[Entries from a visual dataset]
■ ■ ■ ■ ■

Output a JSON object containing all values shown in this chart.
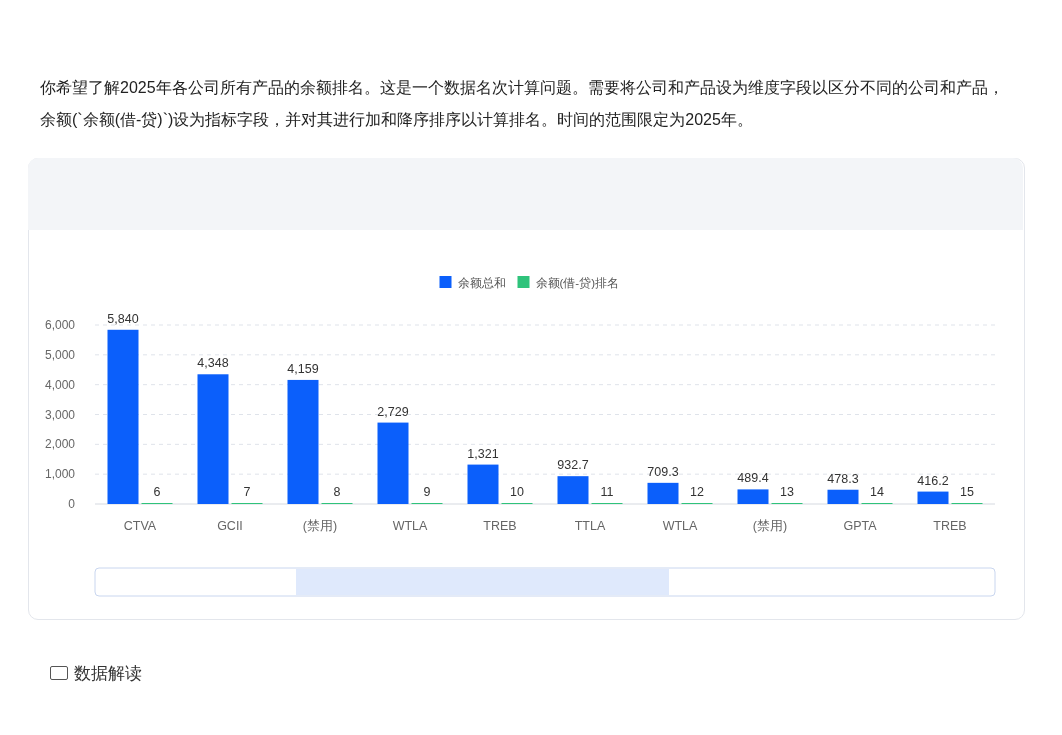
{
  "chart_data": {
    "type": "bar",
    "title": "你希望了解2025年各公司所有产品的余额排名。这是一个数据名次计算问题。需要将公司和产品设为维度字段以区分不同的公司和产品，余额(`余额(借-贷)`)设为指标字段，并对其进行加和降序排序以计算排名。时间的范围限定为2025年。",
    "categories": [
      "CTVA",
      "GCII",
      "(禁用)",
      "WTLA",
      "TREB",
      "TTLA",
      "WTLA",
      "(禁用)",
      "GPTA",
      "TREB"
    ],
    "series": [
      {
        "name": "余额总和",
        "color": "#0b5ffb",
        "values": [
          5840,
          4348,
          4159,
          2729,
          1321,
          932.7,
          709.3,
          489.4,
          478.3,
          416.2
        ],
        "value_labels": [
          "5,840",
          "4,348",
          "4,159",
          "2,729",
          "1,321",
          "932.7",
          "709.3",
          "489.4",
          "478.3",
          "416.2"
        ]
      },
      {
        "name": "余额(借-贷)排名",
        "color": "#2fc37b",
        "values": [
          6,
          7,
          8,
          9,
          10,
          11,
          12,
          13,
          14,
          15
        ],
        "value_labels": [
          "6",
          "7",
          "8",
          "9",
          "10",
          "11",
          "12",
          "13",
          "14",
          "15"
        ]
      }
    ],
    "ylim": [
      0,
      6000
    ],
    "yticks": [
      {
        "value": 0,
        "label": "0"
      },
      {
        "value": 1000,
        "label": "1,000"
      },
      {
        "value": 2000,
        "label": "2,000"
      },
      {
        "value": 3000,
        "label": "3,000"
      },
      {
        "value": 4000,
        "label": "4,000"
      },
      {
        "value": 5000,
        "label": "5,000"
      },
      {
        "value": 6000,
        "label": "6,000"
      }
    ],
    "grid": "y",
    "legend": "top",
    "annotations": [
      "数据解读"
    ]
  }
}
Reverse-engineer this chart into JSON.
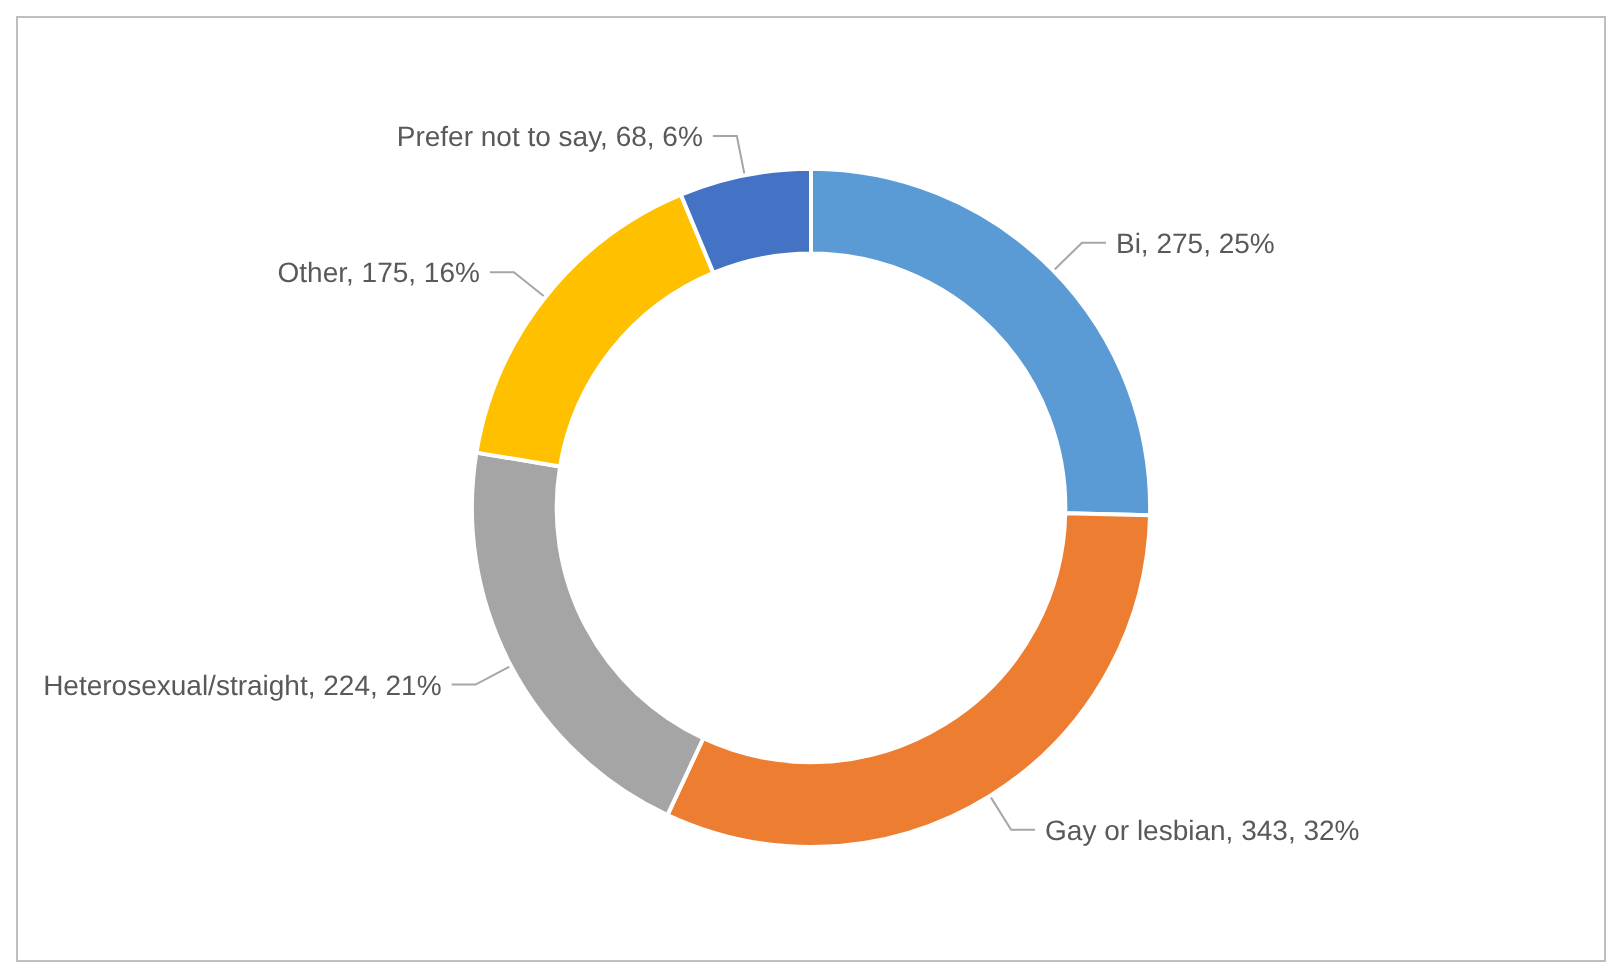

■ ■ ■ ■ ■

■ **What you are asked to do**
Identify and copy lines that hold the string "JSON".

■ **Full solution**
Output a JSON object containing all values shown in this chart.
Reverse-engineer this chart into JSON.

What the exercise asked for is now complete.